TASK TO COMPLETE:
Produce an exact transcription of the listing below, omitting the pictures.

Figure content listings:
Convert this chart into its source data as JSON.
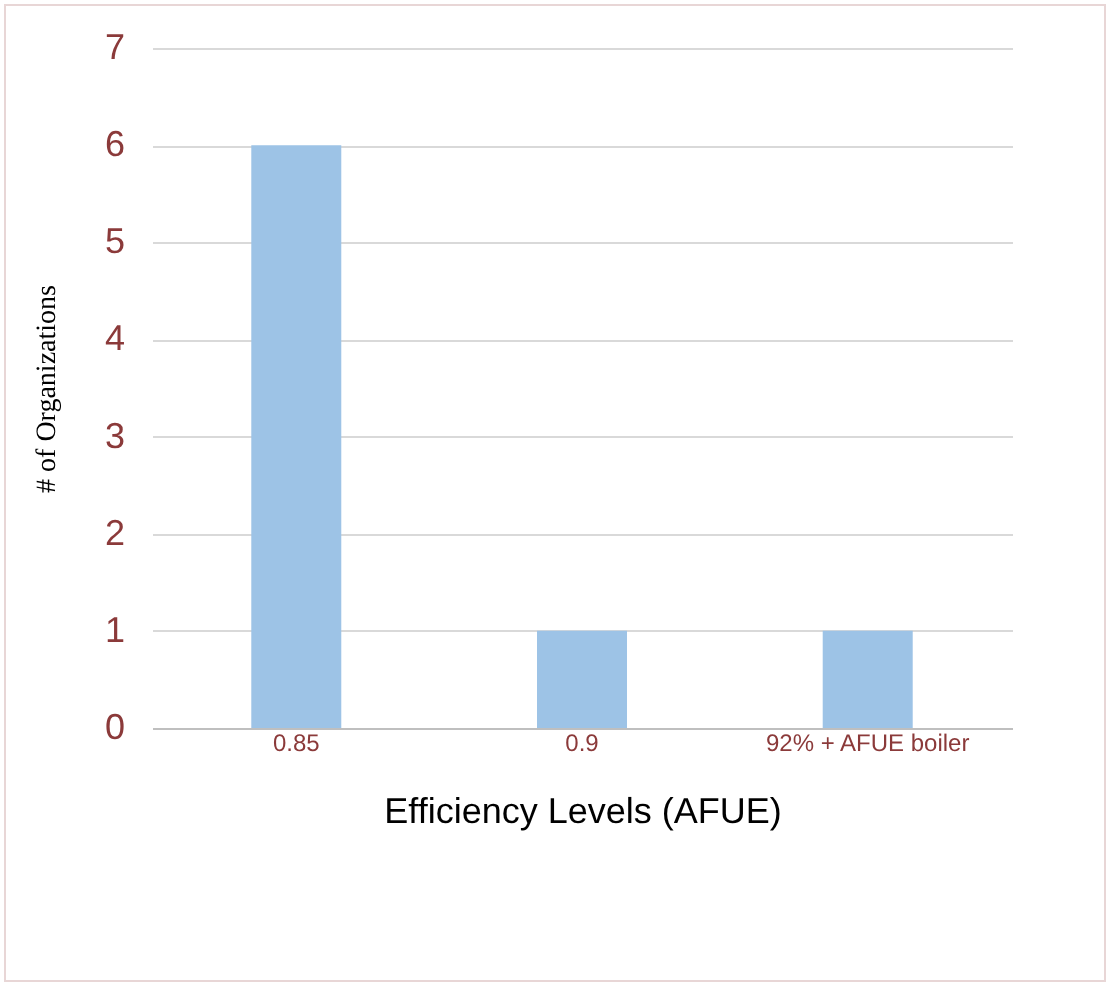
{
  "chart_data": {
    "type": "bar",
    "xlabel": "Efficiency Levels (AFUE)",
    "ylabel": "# of Organizations",
    "categories": [
      "0.85",
      "0.9",
      "92% + AFUE boiler"
    ],
    "values": [
      6,
      1,
      1
    ],
    "color": "#9dc3e6",
    "ylim": [
      0,
      7
    ],
    "yticks": [
      0,
      1,
      2,
      3,
      4,
      5,
      6,
      7
    ],
    "grid": "y"
  }
}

SOLVED PROBLEM:
Convert this chart into its source data as JSON.
{
  "chart_data": {
    "type": "bar",
    "xlabel": "Efficiency Levels (AFUE)",
    "ylabel": "# of Organizations",
    "categories": [
      "0.85",
      "0.9",
      "92% + AFUE boiler"
    ],
    "values": [
      6,
      1,
      1
    ],
    "color": "#9dc3e6",
    "ylim": [
      0,
      7
    ],
    "yticks": [
      0,
      1,
      2,
      3,
      4,
      5,
      6,
      7
    ],
    "grid": "y"
  }
}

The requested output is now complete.